[start of DATA TO USE]

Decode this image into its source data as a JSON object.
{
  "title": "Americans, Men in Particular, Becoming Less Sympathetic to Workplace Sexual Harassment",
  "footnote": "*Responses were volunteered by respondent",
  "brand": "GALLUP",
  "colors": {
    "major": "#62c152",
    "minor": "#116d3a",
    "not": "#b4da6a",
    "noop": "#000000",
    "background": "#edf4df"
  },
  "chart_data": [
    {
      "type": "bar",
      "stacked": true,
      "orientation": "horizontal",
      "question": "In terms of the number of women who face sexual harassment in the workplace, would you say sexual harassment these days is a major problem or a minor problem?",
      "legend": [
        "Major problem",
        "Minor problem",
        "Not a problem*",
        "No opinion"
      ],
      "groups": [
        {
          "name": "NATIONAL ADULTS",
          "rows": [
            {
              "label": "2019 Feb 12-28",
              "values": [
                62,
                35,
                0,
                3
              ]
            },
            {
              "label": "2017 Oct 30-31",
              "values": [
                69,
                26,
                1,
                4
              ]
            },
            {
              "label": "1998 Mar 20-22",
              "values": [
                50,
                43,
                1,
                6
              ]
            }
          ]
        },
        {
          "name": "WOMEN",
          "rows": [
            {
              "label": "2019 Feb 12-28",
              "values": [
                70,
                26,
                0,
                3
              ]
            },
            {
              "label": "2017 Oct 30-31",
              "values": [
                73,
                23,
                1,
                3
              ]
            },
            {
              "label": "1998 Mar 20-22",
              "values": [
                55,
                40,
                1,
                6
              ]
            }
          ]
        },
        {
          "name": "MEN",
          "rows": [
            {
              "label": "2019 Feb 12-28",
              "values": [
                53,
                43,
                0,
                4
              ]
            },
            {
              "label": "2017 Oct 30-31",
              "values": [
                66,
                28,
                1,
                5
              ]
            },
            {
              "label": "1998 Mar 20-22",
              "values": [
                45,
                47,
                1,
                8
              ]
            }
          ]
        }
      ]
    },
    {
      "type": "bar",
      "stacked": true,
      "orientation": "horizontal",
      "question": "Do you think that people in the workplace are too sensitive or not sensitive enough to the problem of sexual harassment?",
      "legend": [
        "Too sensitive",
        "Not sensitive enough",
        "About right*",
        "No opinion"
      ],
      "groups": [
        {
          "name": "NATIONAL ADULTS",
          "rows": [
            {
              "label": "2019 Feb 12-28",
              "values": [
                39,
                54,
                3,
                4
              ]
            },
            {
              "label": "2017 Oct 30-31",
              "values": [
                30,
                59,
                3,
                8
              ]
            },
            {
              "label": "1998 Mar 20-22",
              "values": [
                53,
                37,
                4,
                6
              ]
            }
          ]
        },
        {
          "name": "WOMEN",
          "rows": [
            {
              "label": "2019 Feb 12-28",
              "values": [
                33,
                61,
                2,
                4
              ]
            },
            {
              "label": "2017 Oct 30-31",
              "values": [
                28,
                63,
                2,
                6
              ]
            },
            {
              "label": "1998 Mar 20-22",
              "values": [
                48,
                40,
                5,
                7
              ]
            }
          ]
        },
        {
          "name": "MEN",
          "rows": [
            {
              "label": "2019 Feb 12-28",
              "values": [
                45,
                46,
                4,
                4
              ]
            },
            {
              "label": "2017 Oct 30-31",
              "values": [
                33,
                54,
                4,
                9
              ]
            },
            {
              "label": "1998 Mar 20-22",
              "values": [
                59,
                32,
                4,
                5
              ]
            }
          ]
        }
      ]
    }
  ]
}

[end of DATA TO USE]

* [GOAL OF THE EXERCISE]: Pull out all lines in the data above that include "question".

* [SOLUTION]:
      "question": "In terms of the number of women who face sexual harassment in the workplace, would you say sexual harassment these days is a major problem or a minor problem?",
      "question": "Do you think that people in the workplace are too sensitive or not sensitive enough to the problem of sexual harassment?",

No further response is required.